Exercise description => Present every line in which the string "ledental" appears.

▼▼▼

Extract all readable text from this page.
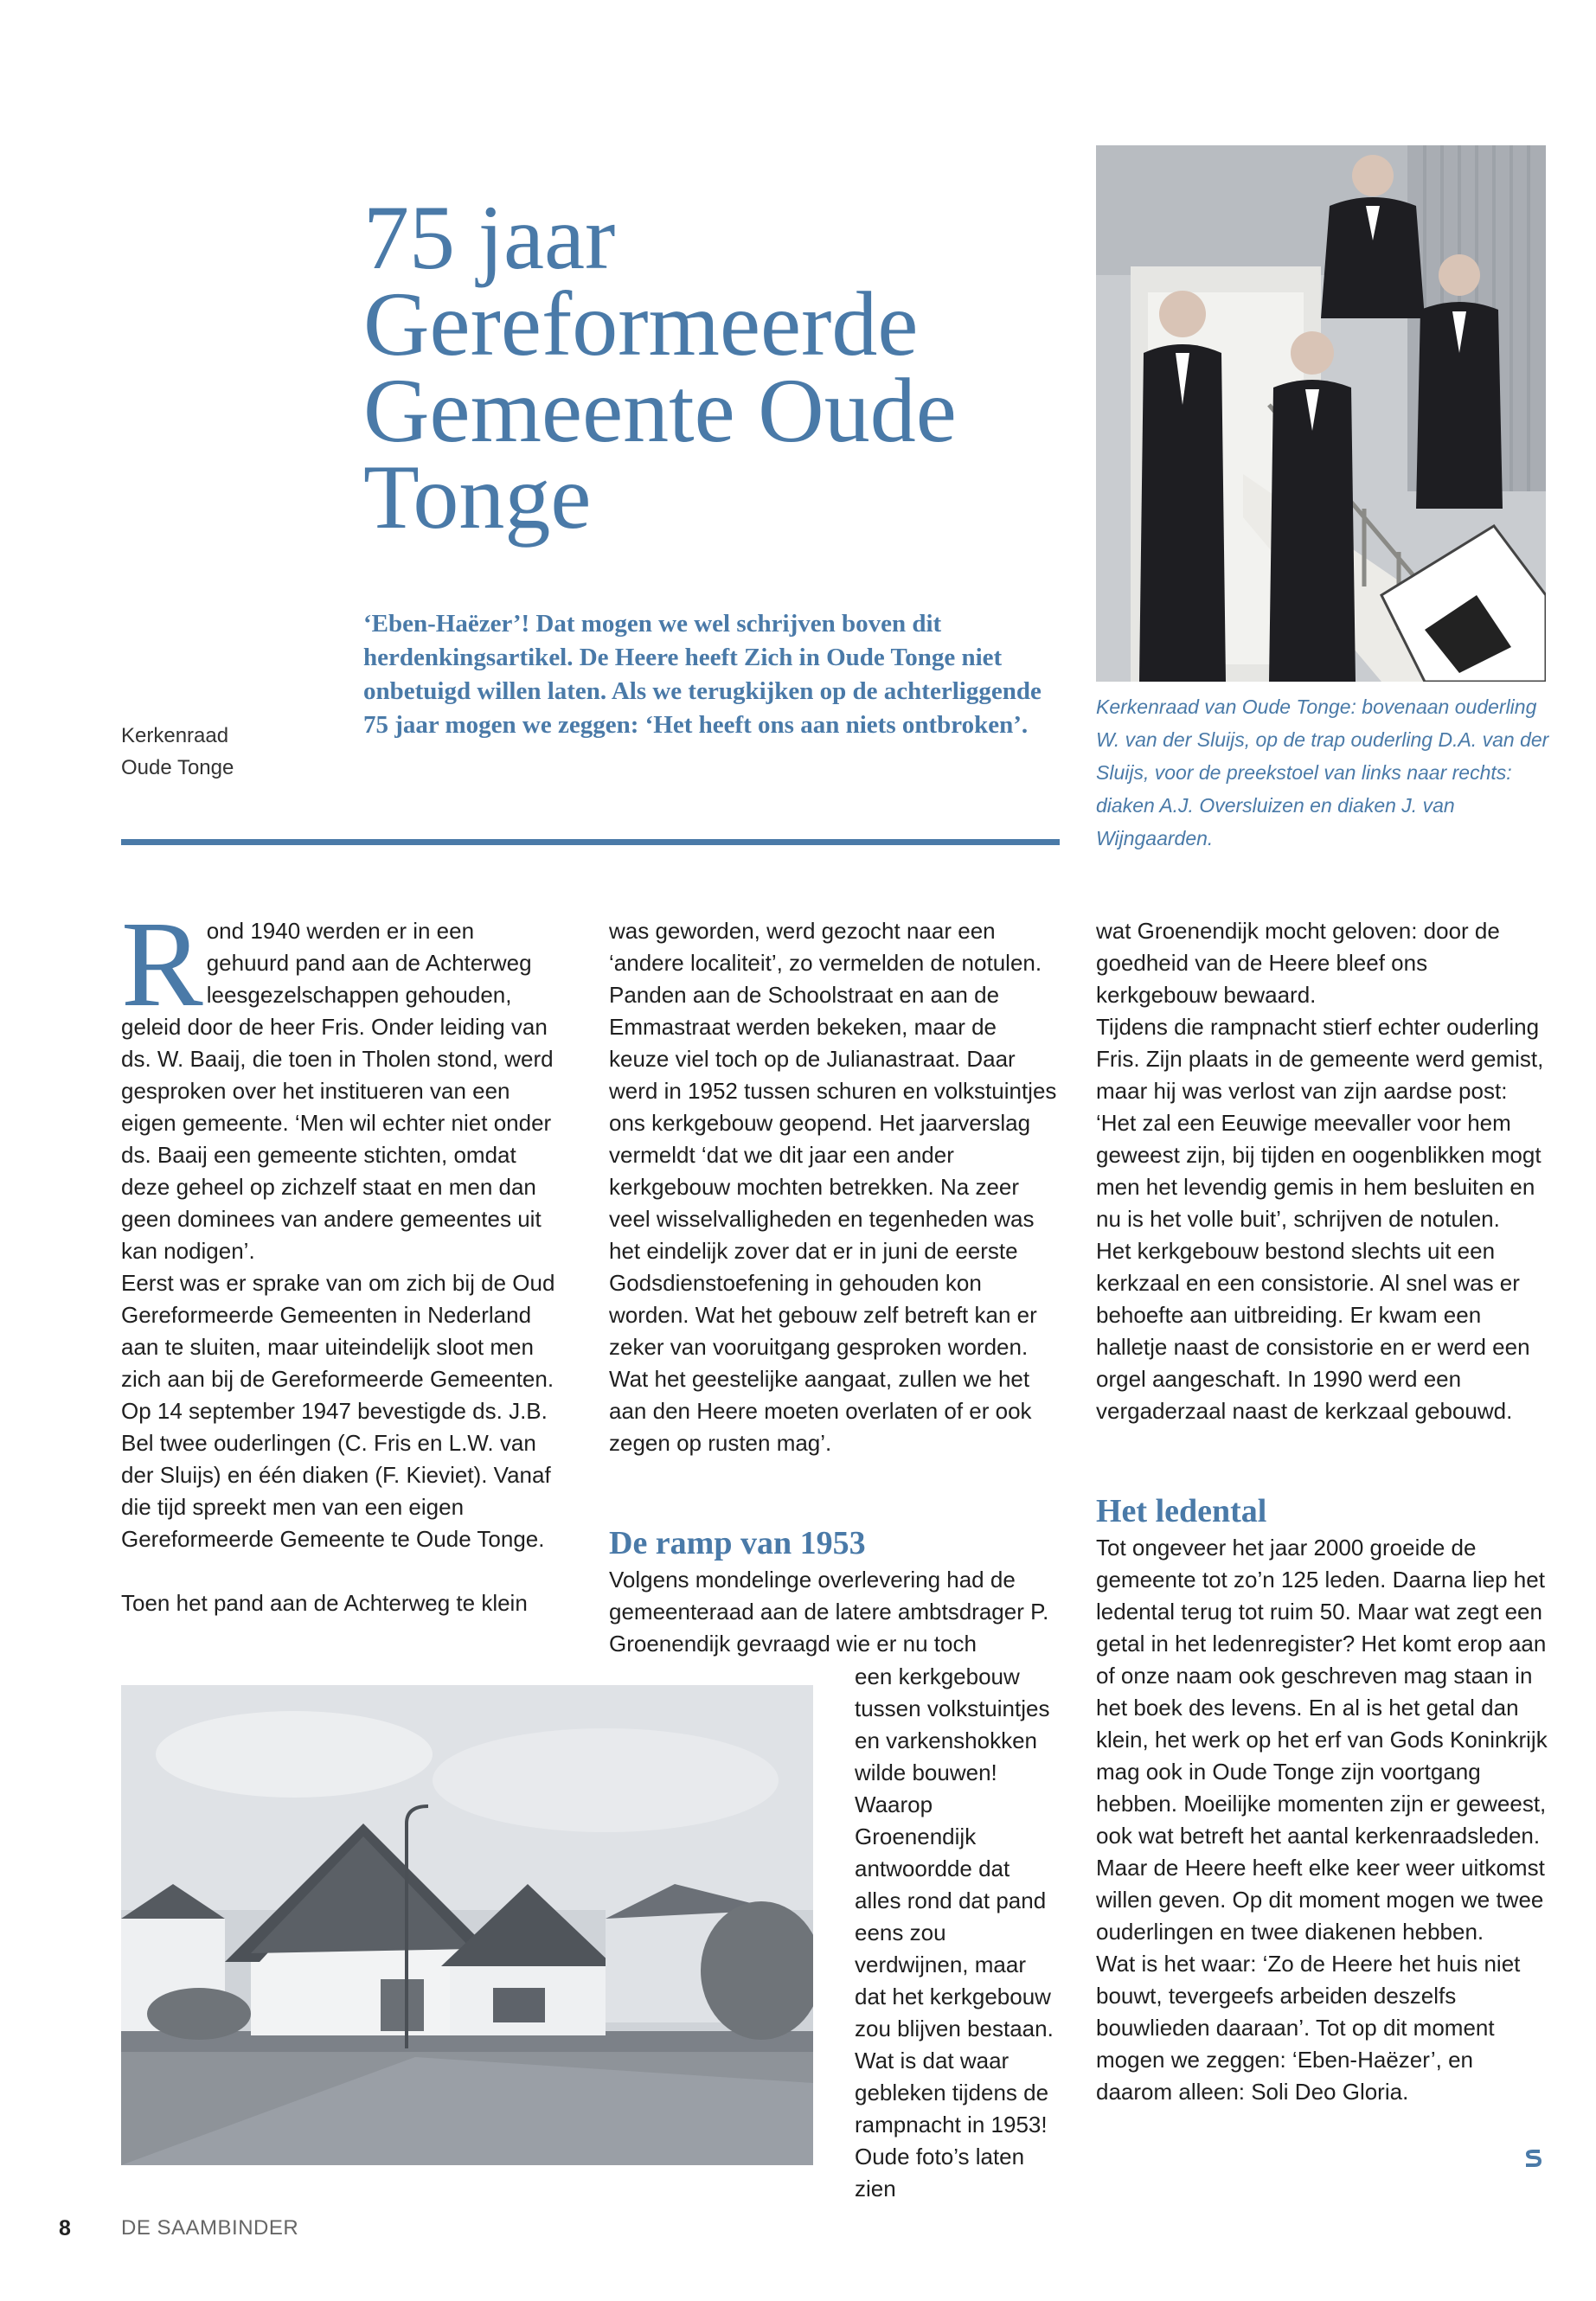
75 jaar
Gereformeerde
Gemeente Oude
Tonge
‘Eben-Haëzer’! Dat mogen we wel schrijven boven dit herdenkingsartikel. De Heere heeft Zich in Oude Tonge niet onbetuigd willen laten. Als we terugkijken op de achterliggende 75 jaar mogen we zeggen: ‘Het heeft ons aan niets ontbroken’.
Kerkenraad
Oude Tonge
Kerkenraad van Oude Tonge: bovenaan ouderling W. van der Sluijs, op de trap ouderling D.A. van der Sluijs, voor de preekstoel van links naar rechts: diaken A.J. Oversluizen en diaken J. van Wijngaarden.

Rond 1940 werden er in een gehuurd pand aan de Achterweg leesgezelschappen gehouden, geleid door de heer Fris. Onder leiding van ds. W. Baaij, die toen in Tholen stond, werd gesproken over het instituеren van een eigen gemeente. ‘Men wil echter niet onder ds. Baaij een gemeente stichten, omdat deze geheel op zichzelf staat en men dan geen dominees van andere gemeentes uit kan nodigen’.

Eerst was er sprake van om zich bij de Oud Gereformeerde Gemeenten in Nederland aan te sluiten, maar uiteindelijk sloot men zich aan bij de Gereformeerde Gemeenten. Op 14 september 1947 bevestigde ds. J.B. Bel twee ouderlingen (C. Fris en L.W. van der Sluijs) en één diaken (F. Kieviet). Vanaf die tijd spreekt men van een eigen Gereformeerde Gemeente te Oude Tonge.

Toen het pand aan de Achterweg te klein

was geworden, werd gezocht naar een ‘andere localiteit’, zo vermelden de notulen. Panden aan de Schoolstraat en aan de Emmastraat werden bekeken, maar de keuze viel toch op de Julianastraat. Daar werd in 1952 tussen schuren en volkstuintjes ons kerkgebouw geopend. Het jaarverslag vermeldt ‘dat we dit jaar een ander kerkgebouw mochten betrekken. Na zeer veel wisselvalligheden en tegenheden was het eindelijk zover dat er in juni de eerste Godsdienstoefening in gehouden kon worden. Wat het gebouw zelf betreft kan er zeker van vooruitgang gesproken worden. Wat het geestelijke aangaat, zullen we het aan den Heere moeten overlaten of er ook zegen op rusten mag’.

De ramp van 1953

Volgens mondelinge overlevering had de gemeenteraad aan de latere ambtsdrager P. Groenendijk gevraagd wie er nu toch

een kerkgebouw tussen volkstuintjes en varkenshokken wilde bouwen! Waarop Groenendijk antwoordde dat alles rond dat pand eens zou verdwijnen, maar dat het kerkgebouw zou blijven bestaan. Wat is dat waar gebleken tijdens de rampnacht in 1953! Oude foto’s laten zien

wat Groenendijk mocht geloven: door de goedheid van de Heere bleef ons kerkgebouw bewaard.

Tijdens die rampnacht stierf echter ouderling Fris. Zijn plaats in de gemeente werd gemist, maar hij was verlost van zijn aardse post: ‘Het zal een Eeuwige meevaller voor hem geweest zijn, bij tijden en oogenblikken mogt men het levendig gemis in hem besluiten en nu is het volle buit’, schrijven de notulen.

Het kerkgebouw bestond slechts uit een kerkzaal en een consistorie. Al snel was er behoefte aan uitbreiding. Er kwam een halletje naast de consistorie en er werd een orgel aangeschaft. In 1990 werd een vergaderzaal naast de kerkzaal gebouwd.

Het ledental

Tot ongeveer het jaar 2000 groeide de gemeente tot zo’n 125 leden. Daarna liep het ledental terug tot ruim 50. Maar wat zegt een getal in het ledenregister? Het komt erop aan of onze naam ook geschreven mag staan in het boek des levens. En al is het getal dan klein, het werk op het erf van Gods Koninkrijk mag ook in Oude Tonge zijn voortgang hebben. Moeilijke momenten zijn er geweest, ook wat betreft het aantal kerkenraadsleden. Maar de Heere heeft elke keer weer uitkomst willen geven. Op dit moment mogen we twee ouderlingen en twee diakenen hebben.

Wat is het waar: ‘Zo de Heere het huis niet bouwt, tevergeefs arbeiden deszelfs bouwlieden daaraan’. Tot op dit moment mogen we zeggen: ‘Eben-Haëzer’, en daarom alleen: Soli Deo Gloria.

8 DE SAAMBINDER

▲▲▲

Full solution =>
Het ledental
Tot ongeveer het jaar 2000 groeide de gemeente tot zo’n 125 leden. Daarna liep het ledental terug tot ruim 50. Maar wat zegt een getal in het ledenregister? Het komt erop aan of onze naam ook geschreven mag staan in het boek des levens. En al is het getal dan klein, het werk op het erf van Gods Koninkrijk mag ook in Oude Tonge zijn voortgang hebben. Moeilijke momenten zijn er geweest, ook wat betreft het aantal kerkenraadsleden. Maar de Heere heeft elke keer weer uitkomst willen geven. Op dit moment mogen we twee ouderlingen en twee diakenen hebben.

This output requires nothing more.